• Dataset records
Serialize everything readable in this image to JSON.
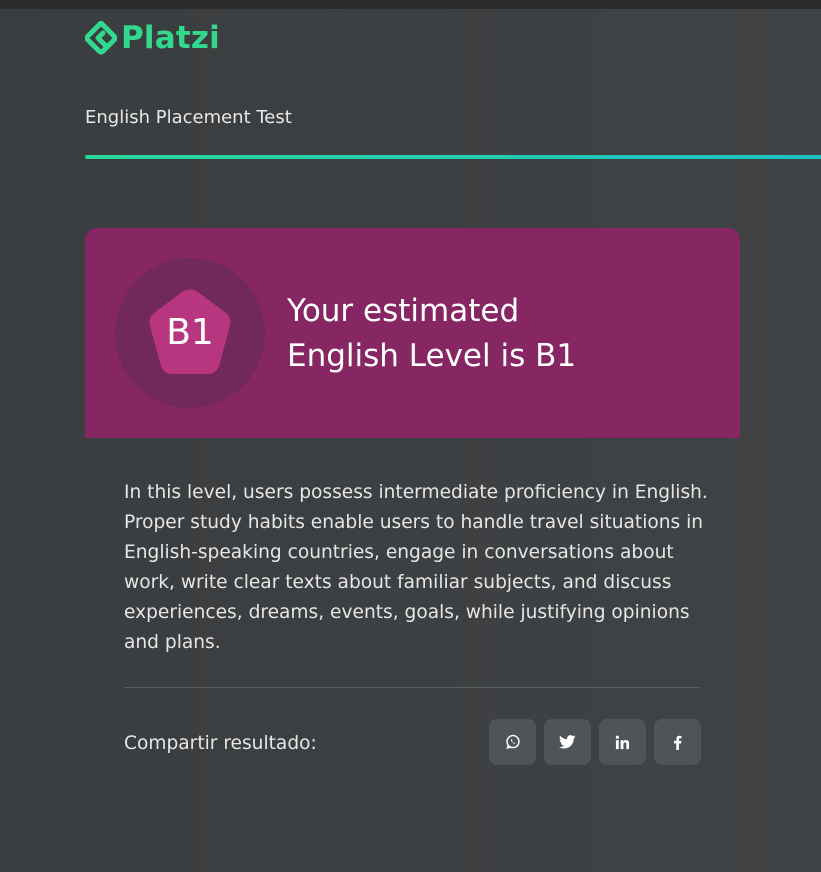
{
  "brand": {
    "name": "Platzi",
    "accent": "#33d88f"
  },
  "test": {
    "title": "English Placement Test",
    "progress_percent": 100
  },
  "result": {
    "level": "B1",
    "line1": "Your estimated",
    "line2": "English Level is B1",
    "card_color": "#862663",
    "badge_color": "#b8367f"
  },
  "description": "In this level, users possess intermediate proficiency in English. Proper study habits enable users to handle travel situations in English-speaking countries, engage in conversations about work, write clear texts about familiar subjects, and discuss experiences, dreams, events, goals, while justifying opinions and plans.",
  "share": {
    "label": "Compartir resultado:",
    "buttons": [
      {
        "icon": "whatsapp-icon"
      },
      {
        "icon": "twitter-icon"
      },
      {
        "icon": "linkedin-icon"
      },
      {
        "icon": "facebook-icon"
      }
    ]
  }
}
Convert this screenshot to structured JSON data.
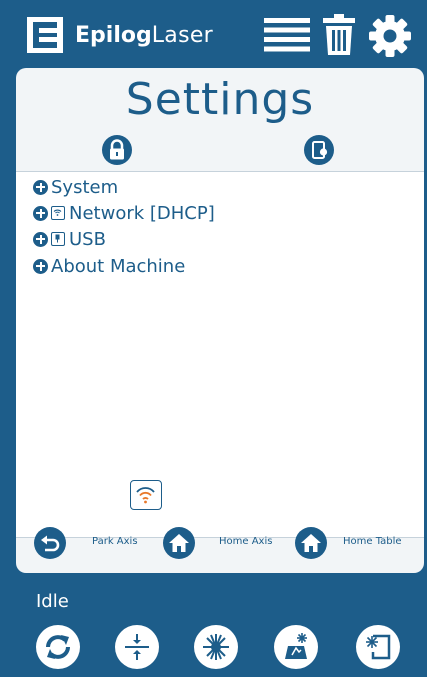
{
  "header": {
    "brand_bold": "Epilog",
    "brand_light": "Laser",
    "icons": [
      "queue-list-icon",
      "trash-icon",
      "gear-icon"
    ]
  },
  "settings": {
    "title": "Settings",
    "tabs": [
      "lock-icon",
      "device-export-icon"
    ]
  },
  "tree": {
    "items": [
      {
        "label": "System",
        "icon": "plus-circle-icon"
      },
      {
        "label": "Network [DHCP]",
        "icon": "network-icon"
      },
      {
        "label": "USB",
        "icon": "usb-icon"
      },
      {
        "label": "About Machine",
        "icon": "plus-circle-icon"
      }
    ]
  },
  "actions": {
    "park_axis": "Park Axis",
    "home_axis": "Home Axis",
    "home_table": "Home Table"
  },
  "footer": {
    "status": "Idle",
    "buttons": [
      "refresh-icon",
      "focus-icon",
      "laser-icon",
      "job-icon",
      "frame-icon"
    ]
  },
  "colors": {
    "primary": "#1d5d8a",
    "panel": "#f2f5f7",
    "wifi_accent": "#e8782a"
  }
}
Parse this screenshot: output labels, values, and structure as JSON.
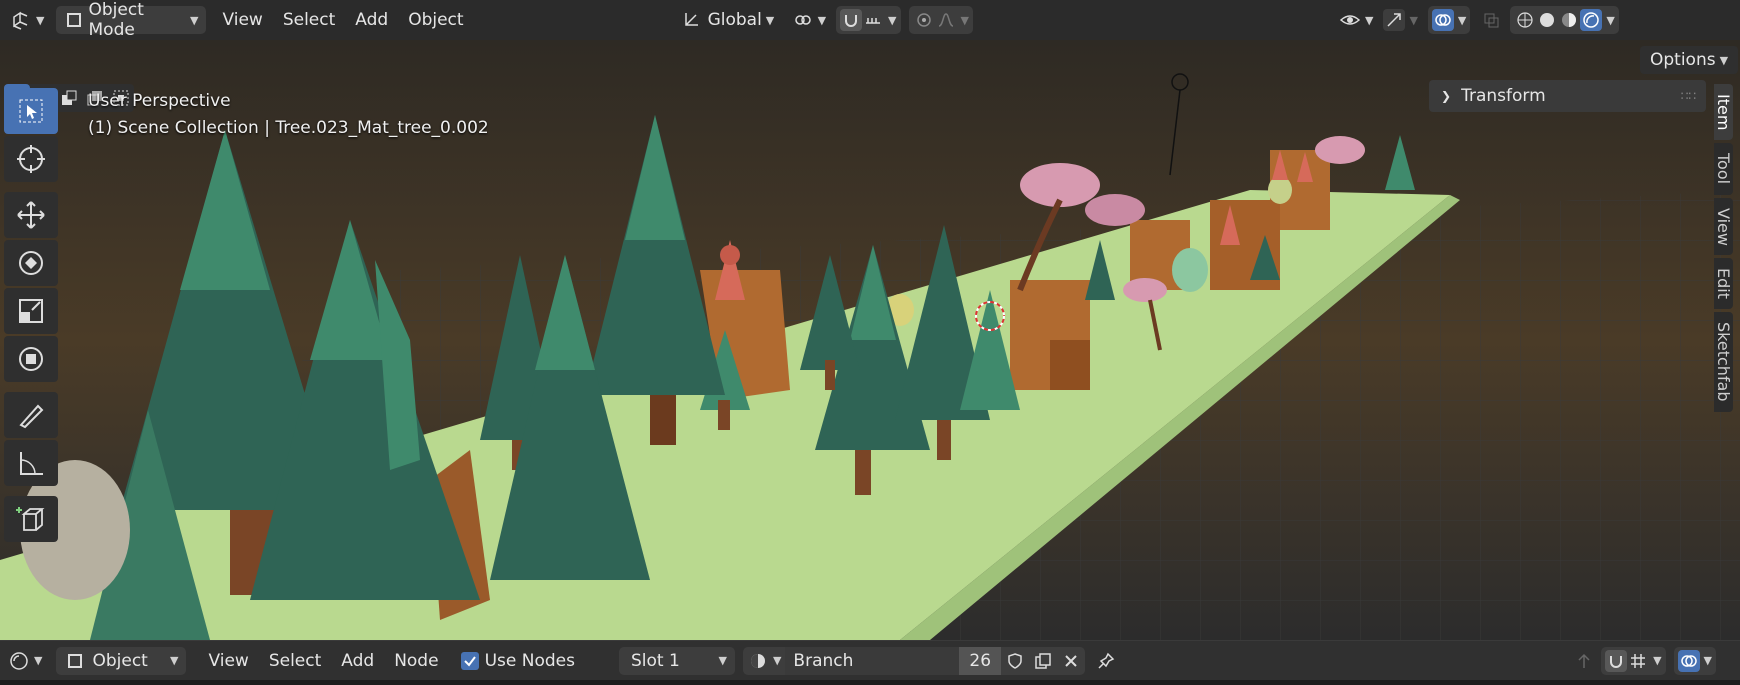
{
  "header": {
    "mode_label": "Object Mode",
    "menus": [
      "View",
      "Select",
      "Add",
      "Object"
    ],
    "orientation_label": "Global"
  },
  "viewport": {
    "perspective_label": "User Perspective",
    "collection_label": "(1) Scene Collection | Tree.023_Mat_tree_0.002",
    "options_label": "Options",
    "transform_label": "Transform",
    "side_tabs": [
      "Item",
      "Tool",
      "View",
      "Edit",
      "Sketchfab"
    ]
  },
  "node_editor": {
    "type_label": "Object",
    "menus": [
      "View",
      "Select",
      "Add",
      "Node"
    ],
    "use_nodes_label": "Use Nodes",
    "slot_label": "Slot 1",
    "material_name": "Branch",
    "user_count": "26"
  },
  "colors": {
    "accent": "#4772b3",
    "ground": "#b9d98f",
    "tree_dark": "#2f6455",
    "tree_light": "#3f8a6c",
    "trunk": "#7a4526",
    "rock": "#b06a30",
    "blossom": "#d79ab0",
    "grid_bg": "#2a2926"
  }
}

• Task directions
Answer with one number: how many lines in the listing hold "screenshot".

• Finished answer
2